• [Required tasks]
**1)** Do the following statements agree with the text on shared RSA prime factors? For each, answer yes or no and quote the deciding words of the text.
(a) The test mentioned involved around 6 million keys.
(b) If a gcd has several prime factors, the faulty keys cannot be identified from it.
(c) The problem is simpler than group testing.
**2)** List every big-O expression that appears in the text on shared RSA prime factors.
**3)** According to the text on shared RSA prime factors, what is done with the two sides in each test?

• [Text segment]
The recent discovery that bad key-generation procedures may have caused thousands of RSA keys to share prime factors has led me to wonder: how would one go about finding these common factors? If one assumes there are \( n \) \( b \)-bit keys, and that computing the product or gcd of two \( b \)-bit numbers takes time within low-order factors of \( O(b), \) then testing all pairs of keys individually takes time \( O(n^2b), \) but that seems like a lot if \( n \) is big (and in this test it was big, around 6 million). Instead, multiplying groups of keys together and then taking the gcds of the product should allow you to test many pairs at once. What is the optimal strategy?
At first I thought that this would be like some sort of group testing problem, in which one wants to choose the groups of keys to multiply together carefully in order to ensure that any common factor is isolated into a single test. Because if you multiply some keys together into groups, take their gcd, and it has more than one prime factor, you haven't found the faulty keys or their factors, right?
Wrong. The problem is actually much simpler than group testing, because if you find a nontrivial gcd \( G, \) it doesn't matter that it's a product of several shared primes: you can still go back and test it against the keys you started with to see which ones of them have a factor in common with G.
In more detail: perform \( log_2 n \) tests; in test \( i, \) multiply together on one side the keys whose index has a zero in the \( i \)th bit, and multiply together on the other side the keys whose index has a one in that bit. Take the gcd of the two sides. If there are \( k \) keys with shared primes, this will be a number \( G_i \) with \( O(kb) \) bits. Every prime factor of \( G_i \) is shared by at least two keys, and every shared prime factor will show up in at least one of these numbers \( G_i. \)

• [Record list]
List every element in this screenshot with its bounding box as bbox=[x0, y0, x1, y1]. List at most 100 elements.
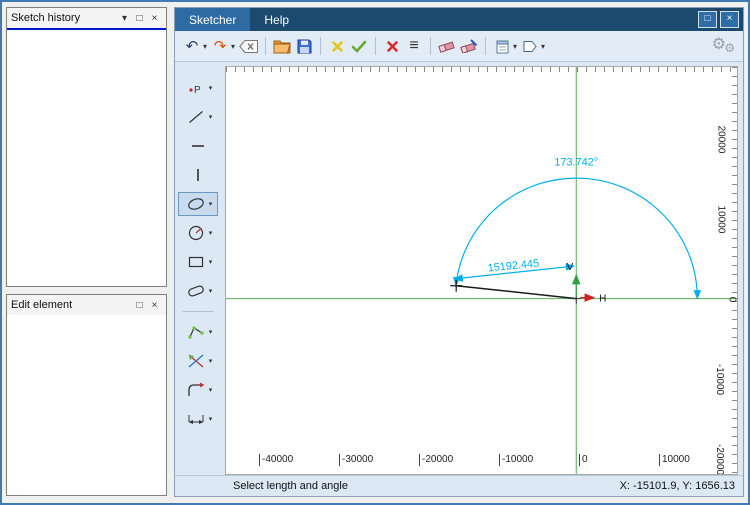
panel-close-icon[interactable]: × bbox=[147, 13, 162, 24]
tool-dimension[interactable]: ▾ bbox=[178, 407, 218, 431]
trim-tool-icon bbox=[186, 352, 206, 370]
sheet-dropdown[interactable]: ▾ bbox=[513, 42, 517, 51]
ellipse-tool-dropdown[interactable]: ▾ bbox=[209, 200, 213, 208]
status-bar: Select length and angle X: -15101.9, Y: … bbox=[175, 475, 743, 496]
tool-line[interactable]: ▾ bbox=[178, 105, 218, 129]
eraser-icon bbox=[438, 39, 456, 53]
toolbar-separator bbox=[265, 37, 266, 55]
trim-tool-dropdown[interactable]: ▾ bbox=[209, 357, 213, 365]
sketcher-titlebar: Sketcher Help □ × bbox=[175, 8, 743, 31]
y-axis-label: 10000 bbox=[716, 206, 727, 234]
tool-profile[interactable]: ▾ bbox=[178, 320, 218, 344]
x-axis-label: -40000 bbox=[259, 454, 293, 466]
panel-menu-icon[interactable]: ▾ bbox=[117, 13, 132, 24]
eraser-pencil-icon bbox=[460, 39, 478, 53]
cancel-button[interactable] bbox=[328, 35, 346, 57]
tab-sketcher[interactable]: Sketcher bbox=[175, 8, 250, 31]
edit-element-titlebar[interactable]: Edit element □ × bbox=[7, 295, 166, 316]
rectangle-tool-dropdown[interactable]: ▾ bbox=[209, 258, 213, 266]
arc-tool-dropdown[interactable]: ▾ bbox=[209, 229, 213, 237]
tool-point[interactable]: P ▾ bbox=[178, 76, 218, 100]
sketch-history-titlebar[interactable]: Sketch history ▾ □ × bbox=[7, 8, 166, 29]
h-axis-label: H bbox=[599, 294, 606, 305]
line-tool-dropdown[interactable]: ▾ bbox=[209, 113, 213, 121]
palette-separator bbox=[183, 311, 213, 312]
open-button[interactable] bbox=[273, 35, 291, 57]
tool-fillet[interactable]: ▾ bbox=[178, 378, 218, 402]
x-axis-label: 10000 bbox=[659, 454, 690, 466]
gear-icon: ⚙ bbox=[724, 41, 735, 55]
sketch-line[interactable] bbox=[456, 286, 576, 299]
undo-button[interactable]: ↶ bbox=[183, 35, 201, 57]
profile-tool-dropdown[interactable]: ▾ bbox=[209, 328, 213, 336]
tool-horizontal-line[interactable] bbox=[178, 134, 218, 158]
tool-rectangle[interactable]: ▾ bbox=[178, 250, 218, 274]
x-axis-label: -20000 bbox=[419, 454, 453, 466]
x-axis-label: -30000 bbox=[339, 454, 373, 466]
sheet-icon bbox=[495, 39, 510, 54]
delete-button[interactable] bbox=[383, 35, 401, 57]
profile-view-button[interactable] bbox=[521, 35, 539, 57]
panel-maximize-icon[interactable]: □ bbox=[132, 300, 147, 311]
yellow-x-icon bbox=[331, 40, 344, 53]
tool-ellipse[interactable]: ▾ bbox=[178, 192, 218, 216]
dimension-tool-dropdown[interactable]: ▾ bbox=[209, 415, 213, 423]
settings-button[interactable]: ⚙ ⚙ bbox=[707, 35, 735, 57]
tool-trim[interactable]: ▾ bbox=[178, 349, 218, 373]
eraser-button[interactable] bbox=[438, 35, 456, 57]
undo-dropdown[interactable]: ▾ bbox=[203, 42, 207, 51]
svg-text:P: P bbox=[194, 85, 201, 96]
window-maximize-button[interactable]: □ bbox=[698, 11, 717, 28]
toolbar-separator bbox=[375, 37, 376, 55]
sketch-history-content[interactable] bbox=[7, 28, 166, 286]
panel-close-icon[interactable]: × bbox=[147, 300, 162, 311]
line-tool-icon bbox=[186, 108, 206, 126]
sketch-history-panel: Sketch history ▾ □ × bbox=[6, 7, 167, 287]
red-x-icon bbox=[386, 40, 399, 53]
panel-maximize-icon[interactable]: □ bbox=[132, 13, 147, 24]
slot-tool-dropdown[interactable]: ▾ bbox=[209, 287, 213, 295]
tool-slot[interactable]: ▾ bbox=[178, 279, 218, 303]
vertical-line-tool-icon bbox=[188, 166, 208, 184]
sketch-drawing: V H 173.742° 15192.445 bbox=[226, 67, 737, 474]
fillet-tool-icon bbox=[186, 381, 206, 399]
point-tool-icon: P bbox=[186, 79, 206, 97]
open-folder-icon bbox=[273, 39, 291, 54]
rectangle-tool-icon bbox=[186, 253, 206, 271]
point-tool-dropdown[interactable]: ▾ bbox=[209, 84, 213, 92]
tool-vertical-line[interactable] bbox=[178, 163, 218, 187]
edit-element-content[interactable] bbox=[7, 315, 166, 495]
sheet-button[interactable] bbox=[493, 35, 511, 57]
redo-button[interactable]: ↷ bbox=[211, 35, 229, 57]
sketch-canvas[interactable]: V H 173.742° 15192.445 -40000 -30000 -20… bbox=[225, 66, 738, 475]
erase-element-button[interactable] bbox=[460, 35, 478, 57]
toolbar-separator bbox=[320, 37, 321, 55]
window-close-button[interactable]: × bbox=[720, 11, 739, 28]
toolbar-separator bbox=[485, 37, 486, 55]
green-check-icon bbox=[351, 40, 367, 53]
tool-arc[interactable]: ▾ bbox=[178, 221, 218, 245]
flag-icon bbox=[522, 39, 538, 54]
window-controls: □ × bbox=[698, 8, 743, 31]
menu-button[interactable]: ≡ bbox=[405, 35, 423, 57]
backspace-button[interactable] bbox=[239, 35, 258, 57]
profile-view-dropdown[interactable]: ▾ bbox=[541, 42, 545, 51]
ellipse-tool-icon bbox=[186, 195, 206, 213]
y-axis-label: -20000 bbox=[714, 444, 725, 475]
fillet-tool-dropdown[interactable]: ▾ bbox=[209, 386, 213, 394]
redo-dropdown[interactable]: ▾ bbox=[231, 42, 235, 51]
backspace-icon bbox=[239, 40, 258, 53]
endpoint-marker bbox=[450, 280, 462, 292]
save-button[interactable] bbox=[295, 35, 313, 57]
tool-palette: P ▾ ▾ ▾ ▾ bbox=[175, 62, 221, 475]
slot-tool-icon bbox=[186, 282, 206, 300]
sketch-history-title: Sketch history bbox=[11, 12, 117, 24]
toolbar-separator bbox=[430, 37, 431, 55]
validate-button[interactable] bbox=[350, 35, 368, 57]
sketcher-workarea: P ▾ ▾ ▾ ▾ bbox=[175, 62, 743, 475]
y-axis-label: 20000 bbox=[716, 126, 727, 154]
x-axis-label: -10000 bbox=[499, 454, 533, 466]
tab-help[interactable]: Help bbox=[250, 8, 303, 31]
save-floppy-icon bbox=[297, 39, 312, 54]
status-message: Select length and angle bbox=[233, 480, 348, 492]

• [Answers for this exercise]
**1)**
(a) Yes: "around 6 million".
(b) No: "it doesn't matter that it's a product of several shared primes: you can still go back and test it against the keys you started with".
(c) Yes: "The problem is actually much simpler than group testing".

**2)** O(b), O(n^2b), O(kb)

**3)** The gcd of the two sides is taken.